Short task
For this exercise, repeat all of the material verbatim apart from its images.

____ Dataset extract

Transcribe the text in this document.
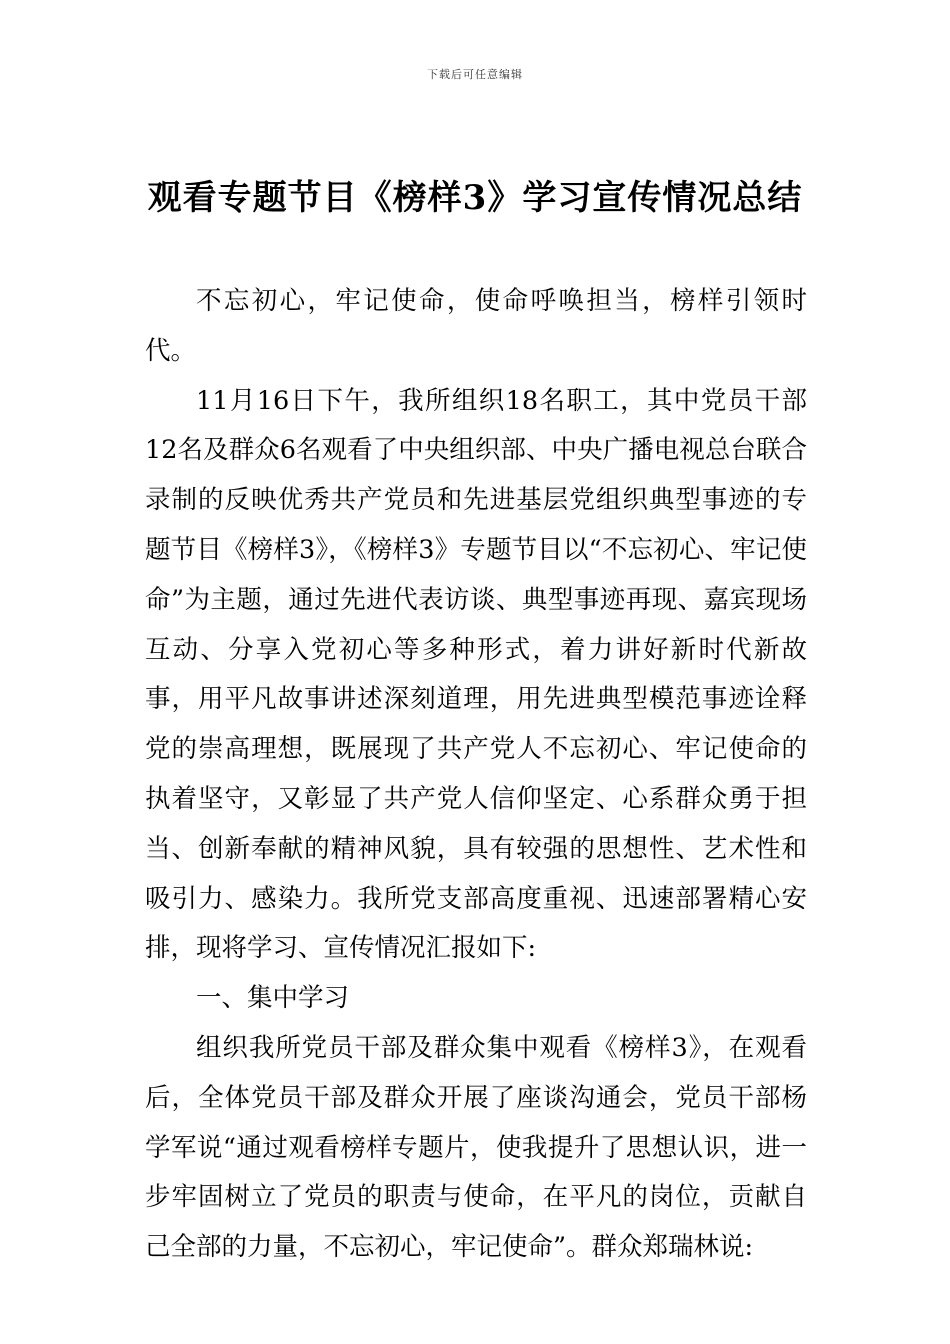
下载后可任意编辑
观看专题节目《榜样3》学习宣传情况总结

不忘初心，牢记使命，使命呼唤担当，榜样引领时代。

11月16日下午，我所组织18名职工，其中党员干部12名及群众6名观看了中央组织部、中央广播电视总台联合录制的反映优秀共产党员和先进基层党组织典型事迹的专题节目《榜样3》，《榜样3》专题节目以“不忘初心、牢记使命”为主题，通过先进代表访谈、典型事迹再现、嘉宾现场互动、分享入党初心等多种形式，着力讲好新时代新故事，用平凡故事讲述深刻道理，用先进典型模范事迹诠释党的崇高理想，既展现了共产党人不忘初心、牢记使命的执着坚守，又彰显了共产党人信仰坚定、心系群众勇于担当、创新奉献的精神风貌，具有较强的思想性、艺术性和吸引力、感染力。我所党支部高度重视、迅速部署精心安排，现将学习、宣传情况汇报如下:

一、集中学习

组织我所党员干部及群众集中观看《榜样3》，在观看后，全体党员干部及群众开展了座谈沟通会，党员干部杨学军说“通过观看榜样专题片，使我提升了思想认识，进一步牢固树立了党员的职责与使命，在平凡的岗位，贡献自己全部的力量，不忘初心，牢记使命”。群众郑瑞林说:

________

Task response
Transcribe the text in this document.
下载后可任意编辑
观看专题节目《榜样3》学习宣传情况总结

不忘初心，牢记使命，使命呼唤担当，榜样引领时代。

11月16日下午，我所组织18名职工，其中党员干部12名及群众6名观看了中央组织部、中央广播电视总台联合录制的反映优秀共产党员和先进基层党组织典型事迹的专题节目《榜样3》，《榜样3》专题节目以“不忘初心、牢记使命”为主题，通过先进代表访谈、典型事迹再现、嘉宾现场互动、分享入党初心等多种形式，着力讲好新时代新故事，用平凡故事讲述深刻道理，用先进典型模范事迹诠释党的崇高理想，既展现了共产党人不忘初心、牢记使命的执着坚守，又彰显了共产党人信仰坚定、心系群众勇于担当、创新奉献的精神风貌，具有较强的思想性、艺术性和吸引力、感染力。我所党支部高度重视、迅速部署精心安排，现将学习、宣传情况汇报如下:

一、集中学习

组织我所党员干部及群众集中观看《榜样3》，在观看后，全体党员干部及群众开展了座谈沟通会，党员干部杨学军说“通过观看榜样专题片，使我提升了思想认识，进一步牢固树立了党员的职责与使命，在平凡的岗位，贡献自己全部的力量，不忘初心，牢记使命”。群众郑瑞林说:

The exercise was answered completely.